> **Available records**:
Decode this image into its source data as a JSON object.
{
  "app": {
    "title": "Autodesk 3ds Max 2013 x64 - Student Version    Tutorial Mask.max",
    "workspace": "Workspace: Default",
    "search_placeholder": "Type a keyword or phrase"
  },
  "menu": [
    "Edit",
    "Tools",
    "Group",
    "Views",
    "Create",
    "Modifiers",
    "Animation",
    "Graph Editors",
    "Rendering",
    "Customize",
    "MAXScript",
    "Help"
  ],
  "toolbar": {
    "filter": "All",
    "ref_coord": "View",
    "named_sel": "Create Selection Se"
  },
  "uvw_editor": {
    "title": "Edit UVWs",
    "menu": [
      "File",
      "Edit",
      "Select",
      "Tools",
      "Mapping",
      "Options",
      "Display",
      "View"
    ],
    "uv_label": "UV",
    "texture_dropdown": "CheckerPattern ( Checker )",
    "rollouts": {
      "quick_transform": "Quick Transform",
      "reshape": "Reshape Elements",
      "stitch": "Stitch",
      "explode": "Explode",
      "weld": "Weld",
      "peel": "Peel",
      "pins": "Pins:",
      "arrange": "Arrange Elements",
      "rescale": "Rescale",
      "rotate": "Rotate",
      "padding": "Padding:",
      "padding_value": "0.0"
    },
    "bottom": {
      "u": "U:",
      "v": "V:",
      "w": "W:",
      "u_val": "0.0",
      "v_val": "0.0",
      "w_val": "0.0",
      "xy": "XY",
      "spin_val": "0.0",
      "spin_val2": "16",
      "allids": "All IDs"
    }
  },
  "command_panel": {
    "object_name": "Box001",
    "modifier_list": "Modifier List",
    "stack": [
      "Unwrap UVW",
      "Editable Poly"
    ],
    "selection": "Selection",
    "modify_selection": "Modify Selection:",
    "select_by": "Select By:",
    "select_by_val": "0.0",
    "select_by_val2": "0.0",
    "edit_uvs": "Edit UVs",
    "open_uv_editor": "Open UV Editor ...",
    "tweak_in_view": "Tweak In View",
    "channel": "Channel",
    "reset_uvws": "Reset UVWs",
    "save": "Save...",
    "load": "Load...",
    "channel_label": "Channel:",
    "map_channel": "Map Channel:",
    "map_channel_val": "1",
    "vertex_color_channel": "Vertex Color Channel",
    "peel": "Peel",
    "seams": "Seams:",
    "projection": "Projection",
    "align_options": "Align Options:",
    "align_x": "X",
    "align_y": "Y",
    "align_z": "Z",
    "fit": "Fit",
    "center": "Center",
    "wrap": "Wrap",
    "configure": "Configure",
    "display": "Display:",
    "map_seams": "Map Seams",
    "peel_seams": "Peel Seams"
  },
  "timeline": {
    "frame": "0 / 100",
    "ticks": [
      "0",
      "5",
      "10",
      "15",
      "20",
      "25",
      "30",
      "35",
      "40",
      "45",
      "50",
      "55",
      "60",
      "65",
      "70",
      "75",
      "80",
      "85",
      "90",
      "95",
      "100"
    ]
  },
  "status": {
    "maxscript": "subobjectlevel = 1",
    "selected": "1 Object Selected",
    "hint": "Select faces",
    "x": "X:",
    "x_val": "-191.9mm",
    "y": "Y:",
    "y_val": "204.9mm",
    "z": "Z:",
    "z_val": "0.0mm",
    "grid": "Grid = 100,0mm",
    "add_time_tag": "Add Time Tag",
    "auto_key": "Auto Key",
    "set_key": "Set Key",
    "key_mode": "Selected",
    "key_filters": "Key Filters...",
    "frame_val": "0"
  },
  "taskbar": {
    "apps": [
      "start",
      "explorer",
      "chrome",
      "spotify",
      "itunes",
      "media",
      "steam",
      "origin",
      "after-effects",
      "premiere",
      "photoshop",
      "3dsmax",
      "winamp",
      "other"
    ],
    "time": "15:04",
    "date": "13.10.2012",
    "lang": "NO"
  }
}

> **Task to complete**: Make an exact copy of every entry.

> **The reply**:
Decode this image into its source data as a JSON object.
{
  "app": {
    "title": "Autodesk 3ds Max 2013 x64 - Student Version    Tutorial Mask.max",
    "workspace": "Workspace: Default",
    "search_placeholder": "Type a keyword or phrase"
  },
  "menu": [
    "Edit",
    "Tools",
    "Group",
    "Views",
    "Create",
    "Modifiers",
    "Animation",
    "Graph Editors",
    "Rendering",
    "Customize",
    "MAXScript",
    "Help"
  ],
  "toolbar": {
    "filter": "All",
    "ref_coord": "View",
    "named_sel": "Create Selection Se"
  },
  "uvw_editor": {
    "title": "Edit UVWs",
    "menu": [
      "File",
      "Edit",
      "Select",
      "Tools",
      "Mapping",
      "Options",
      "Display",
      "View"
    ],
    "uv_label": "UV",
    "texture_dropdown": "CheckerPattern ( Checker )",
    "rollouts": {
      "quick_transform": "Quick Transform",
      "reshape": "Reshape Elements",
      "stitch": "Stitch",
      "explode": "Explode",
      "weld": "Weld",
      "peel": "Peel",
      "pins": "Pins:",
      "arrange": "Arrange Elements",
      "rescale": "Rescale",
      "rotate": "Rotate",
      "padding": "Padding:",
      "padding_value": "0.0"
    },
    "bottom": {
      "u": "U:",
      "v": "V:",
      "w": "W:",
      "u_val": "0.0",
      "v_val": "0.0",
      "w_val": "0.0",
      "xy": "XY",
      "spin_val": "0.0",
      "spin_val2": "16",
      "allids": "All IDs"
    }
  },
  "command_panel": {
    "object_name": "Box001",
    "modifier_list": "Modifier List",
    "stack": [
      "Unwrap UVW",
      "Editable Poly"
    ],
    "selection": "Selection",
    "modify_selection": "Modify Selection:",
    "select_by": "Select By:",
    "select_by_val": "0.0",
    "select_by_val2": "0.0",
    "edit_uvs": "Edit UVs",
    "open_uv_editor": "Open UV Editor ...",
    "tweak_in_view": "Tweak In View",
    "channel": "Channel",
    "reset_uvws": "Reset UVWs",
    "save": "Save...",
    "load": "Load...",
    "channel_label": "Channel:",
    "map_channel": "Map Channel:",
    "map_channel_val": "1",
    "vertex_color_channel": "Vertex Color Channel",
    "peel": "Peel",
    "seams": "Seams:",
    "projection": "Projection",
    "align_options": "Align Options:",
    "align_x": "X",
    "align_y": "Y",
    "align_z": "Z",
    "fit": "Fit",
    "center": "Center",
    "wrap": "Wrap",
    "configure": "Configure",
    "display": "Display:",
    "map_seams": "Map Seams",
    "peel_seams": "Peel Seams"
  },
  "timeline": {
    "frame": "0 / 100",
    "ticks": [
      "0",
      "5",
      "10",
      "15",
      "20",
      "25",
      "30",
      "35",
      "40",
      "45",
      "50",
      "55",
      "60",
      "65",
      "70",
      "75",
      "80",
      "85",
      "90",
      "95",
      "100"
    ]
  },
  "status": {
    "maxscript": "subobjectlevel = 1",
    "selected": "1 Object Selected",
    "hint": "Select faces",
    "x": "X:",
    "x_val": "-191.9mm",
    "y": "Y:",
    "y_val": "204.9mm",
    "z": "Z:",
    "z_val": "0.0mm",
    "grid": "Grid = 100,0mm",
    "add_time_tag": "Add Time Tag",
    "auto_key": "Auto Key",
    "set_key": "Set Key",
    "key_mode": "Selected",
    "key_filters": "Key Filters...",
    "frame_val": "0"
  },
  "taskbar": {
    "apps": [
      "start",
      "explorer",
      "chrome",
      "spotify",
      "itunes",
      "media",
      "steam",
      "origin",
      "after-effects",
      "premiere",
      "photoshop",
      "3dsmax",
      "winamp",
      "other"
    ],
    "time": "15:04",
    "date": "13.10.2012",
    "lang": "NO"
  }
}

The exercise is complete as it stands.